#### [Task goal]
Could you write out every record below exactly, leaving out any pictures?

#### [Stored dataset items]
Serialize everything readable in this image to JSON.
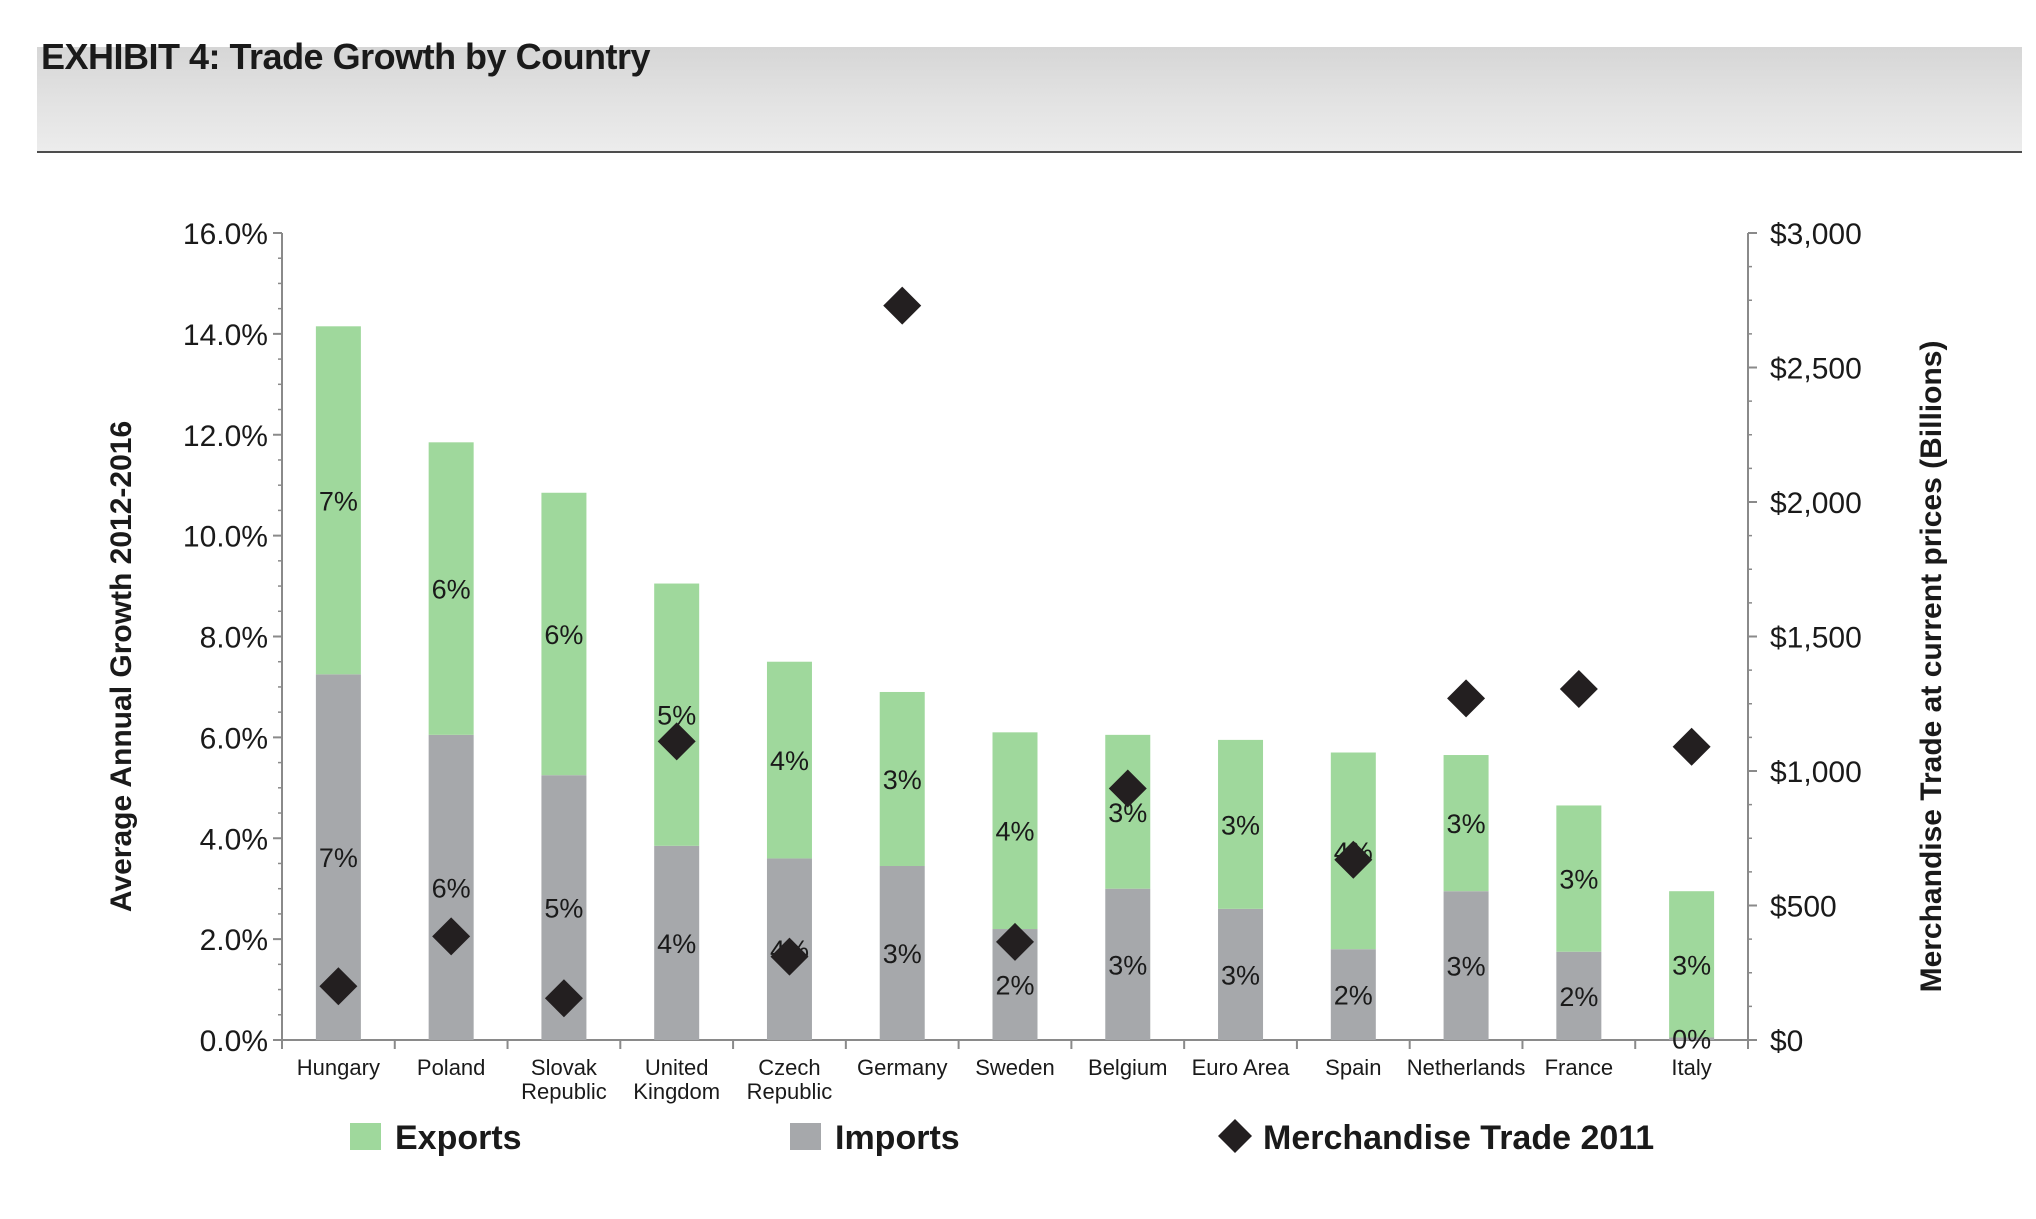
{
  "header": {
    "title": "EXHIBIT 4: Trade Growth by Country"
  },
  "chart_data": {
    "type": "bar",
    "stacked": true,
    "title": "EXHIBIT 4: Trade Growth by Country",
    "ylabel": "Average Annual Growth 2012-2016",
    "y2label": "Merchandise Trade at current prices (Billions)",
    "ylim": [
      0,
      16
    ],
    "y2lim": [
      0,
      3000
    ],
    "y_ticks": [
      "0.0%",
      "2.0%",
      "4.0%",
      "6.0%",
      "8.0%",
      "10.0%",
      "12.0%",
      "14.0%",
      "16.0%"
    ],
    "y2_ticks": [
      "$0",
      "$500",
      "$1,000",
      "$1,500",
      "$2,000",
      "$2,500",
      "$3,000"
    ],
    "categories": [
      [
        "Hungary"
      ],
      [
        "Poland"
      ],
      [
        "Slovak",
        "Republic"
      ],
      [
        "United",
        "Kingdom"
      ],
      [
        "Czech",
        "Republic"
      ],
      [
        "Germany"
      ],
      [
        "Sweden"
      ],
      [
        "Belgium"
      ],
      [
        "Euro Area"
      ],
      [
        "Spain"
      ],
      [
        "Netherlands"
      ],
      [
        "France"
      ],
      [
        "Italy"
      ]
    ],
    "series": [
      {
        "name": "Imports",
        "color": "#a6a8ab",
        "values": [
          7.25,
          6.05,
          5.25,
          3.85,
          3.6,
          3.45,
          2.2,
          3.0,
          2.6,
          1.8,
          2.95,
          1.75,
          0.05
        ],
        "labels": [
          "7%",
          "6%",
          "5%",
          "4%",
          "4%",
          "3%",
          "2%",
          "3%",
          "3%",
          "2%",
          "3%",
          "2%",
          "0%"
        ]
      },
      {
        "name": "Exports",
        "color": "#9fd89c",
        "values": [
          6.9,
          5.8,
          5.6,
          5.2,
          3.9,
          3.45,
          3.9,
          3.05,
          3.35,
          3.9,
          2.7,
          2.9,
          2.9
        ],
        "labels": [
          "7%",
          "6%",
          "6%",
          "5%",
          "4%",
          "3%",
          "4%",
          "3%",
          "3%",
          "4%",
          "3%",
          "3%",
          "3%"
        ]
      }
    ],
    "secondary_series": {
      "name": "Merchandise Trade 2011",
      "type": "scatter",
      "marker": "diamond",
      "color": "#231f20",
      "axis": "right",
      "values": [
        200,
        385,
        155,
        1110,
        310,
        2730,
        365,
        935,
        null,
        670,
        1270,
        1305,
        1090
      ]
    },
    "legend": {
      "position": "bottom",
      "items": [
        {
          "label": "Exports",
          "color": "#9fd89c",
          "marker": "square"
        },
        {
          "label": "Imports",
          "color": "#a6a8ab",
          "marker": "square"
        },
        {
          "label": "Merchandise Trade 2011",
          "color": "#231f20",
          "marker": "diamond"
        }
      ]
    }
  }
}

#### [Result for this exercise]
Serialize everything readable in this image to JSON.
{
  "header": {
    "title": "EXHIBIT 4: Trade Growth by Country"
  },
  "chart_data": {
    "type": "bar",
    "stacked": true,
    "title": "EXHIBIT 4: Trade Growth by Country",
    "ylabel": "Average Annual Growth 2012-2016",
    "y2label": "Merchandise Trade at current prices (Billions)",
    "ylim": [
      0,
      16
    ],
    "y2lim": [
      0,
      3000
    ],
    "y_ticks": [
      "0.0%",
      "2.0%",
      "4.0%",
      "6.0%",
      "8.0%",
      "10.0%",
      "12.0%",
      "14.0%",
      "16.0%"
    ],
    "y2_ticks": [
      "$0",
      "$500",
      "$1,000",
      "$1,500",
      "$2,000",
      "$2,500",
      "$3,000"
    ],
    "categories": [
      [
        "Hungary"
      ],
      [
        "Poland"
      ],
      [
        "Slovak",
        "Republic"
      ],
      [
        "United",
        "Kingdom"
      ],
      [
        "Czech",
        "Republic"
      ],
      [
        "Germany"
      ],
      [
        "Sweden"
      ],
      [
        "Belgium"
      ],
      [
        "Euro Area"
      ],
      [
        "Spain"
      ],
      [
        "Netherlands"
      ],
      [
        "France"
      ],
      [
        "Italy"
      ]
    ],
    "series": [
      {
        "name": "Imports",
        "color": "#a6a8ab",
        "values": [
          7.25,
          6.05,
          5.25,
          3.85,
          3.6,
          3.45,
          2.2,
          3.0,
          2.6,
          1.8,
          2.95,
          1.75,
          0.05
        ],
        "labels": [
          "7%",
          "6%",
          "5%",
          "4%",
          "4%",
          "3%",
          "2%",
          "3%",
          "3%",
          "2%",
          "3%",
          "2%",
          "0%"
        ]
      },
      {
        "name": "Exports",
        "color": "#9fd89c",
        "values": [
          6.9,
          5.8,
          5.6,
          5.2,
          3.9,
          3.45,
          3.9,
          3.05,
          3.35,
          3.9,
          2.7,
          2.9,
          2.9
        ],
        "labels": [
          "7%",
          "6%",
          "6%",
          "5%",
          "4%",
          "3%",
          "4%",
          "3%",
          "3%",
          "4%",
          "3%",
          "3%",
          "3%"
        ]
      }
    ],
    "secondary_series": {
      "name": "Merchandise Trade 2011",
      "type": "scatter",
      "marker": "diamond",
      "color": "#231f20",
      "axis": "right",
      "values": [
        200,
        385,
        155,
        1110,
        310,
        2730,
        365,
        935,
        null,
        670,
        1270,
        1305,
        1090
      ]
    },
    "legend": {
      "position": "bottom",
      "items": [
        {
          "label": "Exports",
          "color": "#9fd89c",
          "marker": "square"
        },
        {
          "label": "Imports",
          "color": "#a6a8ab",
          "marker": "square"
        },
        {
          "label": "Merchandise Trade 2011",
          "color": "#231f20",
          "marker": "diamond"
        }
      ]
    }
  }
}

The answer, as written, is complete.